## Stated task
Locate each line in the listing that contains the string "coact", with case counting, and copy those lines.

## Data excerpts
◆ ◆ ◆ ◆

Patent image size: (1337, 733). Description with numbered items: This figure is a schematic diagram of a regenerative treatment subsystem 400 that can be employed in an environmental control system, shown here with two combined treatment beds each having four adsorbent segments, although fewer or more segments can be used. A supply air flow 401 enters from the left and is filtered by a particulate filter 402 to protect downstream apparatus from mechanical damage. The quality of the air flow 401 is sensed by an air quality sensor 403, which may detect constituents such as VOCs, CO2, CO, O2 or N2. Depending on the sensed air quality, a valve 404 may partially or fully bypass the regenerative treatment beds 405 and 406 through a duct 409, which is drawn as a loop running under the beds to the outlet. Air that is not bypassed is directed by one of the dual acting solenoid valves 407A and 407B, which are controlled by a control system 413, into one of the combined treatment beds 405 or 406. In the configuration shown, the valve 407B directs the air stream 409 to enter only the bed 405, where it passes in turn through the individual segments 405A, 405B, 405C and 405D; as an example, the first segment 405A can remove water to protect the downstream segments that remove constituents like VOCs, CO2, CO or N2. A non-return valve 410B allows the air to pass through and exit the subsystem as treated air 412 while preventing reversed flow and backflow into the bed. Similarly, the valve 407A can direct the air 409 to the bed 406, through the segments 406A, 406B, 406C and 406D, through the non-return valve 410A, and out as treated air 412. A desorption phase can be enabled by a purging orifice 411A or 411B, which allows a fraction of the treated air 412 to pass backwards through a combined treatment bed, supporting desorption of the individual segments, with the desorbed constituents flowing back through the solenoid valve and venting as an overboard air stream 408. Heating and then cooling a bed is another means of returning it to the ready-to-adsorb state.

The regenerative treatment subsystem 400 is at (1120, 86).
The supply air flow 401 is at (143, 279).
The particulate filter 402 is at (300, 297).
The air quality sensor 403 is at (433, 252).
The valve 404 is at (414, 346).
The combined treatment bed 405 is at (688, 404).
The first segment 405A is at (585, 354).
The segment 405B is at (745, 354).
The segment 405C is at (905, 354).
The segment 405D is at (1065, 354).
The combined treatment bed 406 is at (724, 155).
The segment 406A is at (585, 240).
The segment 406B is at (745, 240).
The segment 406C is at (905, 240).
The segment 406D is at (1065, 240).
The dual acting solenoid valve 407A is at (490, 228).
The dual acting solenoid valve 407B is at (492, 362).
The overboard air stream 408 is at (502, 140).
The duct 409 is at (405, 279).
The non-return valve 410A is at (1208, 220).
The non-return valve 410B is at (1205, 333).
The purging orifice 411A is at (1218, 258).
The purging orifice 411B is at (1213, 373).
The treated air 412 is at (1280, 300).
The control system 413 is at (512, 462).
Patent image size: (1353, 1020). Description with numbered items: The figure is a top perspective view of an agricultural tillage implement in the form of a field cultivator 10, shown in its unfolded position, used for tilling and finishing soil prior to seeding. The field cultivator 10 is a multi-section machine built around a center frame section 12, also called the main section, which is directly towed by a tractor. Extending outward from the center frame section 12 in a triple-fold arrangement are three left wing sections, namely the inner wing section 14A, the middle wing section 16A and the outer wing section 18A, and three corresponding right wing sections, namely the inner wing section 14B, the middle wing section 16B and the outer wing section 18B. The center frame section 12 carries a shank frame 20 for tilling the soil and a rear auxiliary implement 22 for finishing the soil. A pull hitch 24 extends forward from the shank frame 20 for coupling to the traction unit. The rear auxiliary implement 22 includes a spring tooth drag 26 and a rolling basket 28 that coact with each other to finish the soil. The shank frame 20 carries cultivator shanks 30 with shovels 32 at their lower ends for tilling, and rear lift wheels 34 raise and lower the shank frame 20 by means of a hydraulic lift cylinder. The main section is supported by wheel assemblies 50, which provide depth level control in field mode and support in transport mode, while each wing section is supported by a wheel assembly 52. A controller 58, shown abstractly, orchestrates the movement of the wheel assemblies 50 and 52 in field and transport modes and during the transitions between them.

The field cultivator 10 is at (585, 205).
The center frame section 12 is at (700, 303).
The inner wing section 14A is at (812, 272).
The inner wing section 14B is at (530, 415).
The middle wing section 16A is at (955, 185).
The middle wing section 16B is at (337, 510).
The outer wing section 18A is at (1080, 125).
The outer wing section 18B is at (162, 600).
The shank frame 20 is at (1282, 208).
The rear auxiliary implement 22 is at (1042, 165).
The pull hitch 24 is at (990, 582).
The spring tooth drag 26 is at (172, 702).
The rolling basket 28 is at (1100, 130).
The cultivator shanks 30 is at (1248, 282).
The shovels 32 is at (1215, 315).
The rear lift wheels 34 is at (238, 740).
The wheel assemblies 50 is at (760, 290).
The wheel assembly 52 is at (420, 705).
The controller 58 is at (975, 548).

◆ ◆ ◆ ◆

## Answer
Patent image size: (1353, 1020). Description with numbered items: The figure is a top perspective view of an agricultural tillage implement in the form of a field cultivator 10, shown in its unfolded position, used for tilling and finishing soil prior to seeding. The field cultivator 10 is a multi-section machine built around a center frame section 12, also called the main section, which is directly towed by a tractor. Extending outward from the center frame section 12 in a triple-fold arrangement are three left wing sections, namely the inner wing section 14A, the middle wing section 16A and the outer wing section 18A, and three corresponding right wing sections, namely the inner wing section 14B, the middle wing section 16B and the outer wing section 18B. The center frame section 12 carries a shank frame 20 for tilling the soil and a rear auxiliary implement 22 for finishing the soil. A pull hitch 24 extends forward from the shank frame 20 for coupling to the traction unit. The rear auxiliary implement 22 includes a spring tooth drag 26 and a rolling basket 28 that coact with each other to finish the soil. The shank frame 20 carries cultivator shanks 30 with shovels 32 at their lower ends for tilling, and rear lift wheels 34 raise and lower the shank frame 20 by means of a hydraulic lift cylinder. The main section is supported by wheel assemblies 50, which provide depth level control in field mode and support in transport mode, while each wing section is supported by a wheel assembly 52. A controller 58, shown abstractly, orchestrates the movement of the wheel assemblies 50 and 52 in field and transport modes and during the transitions between them.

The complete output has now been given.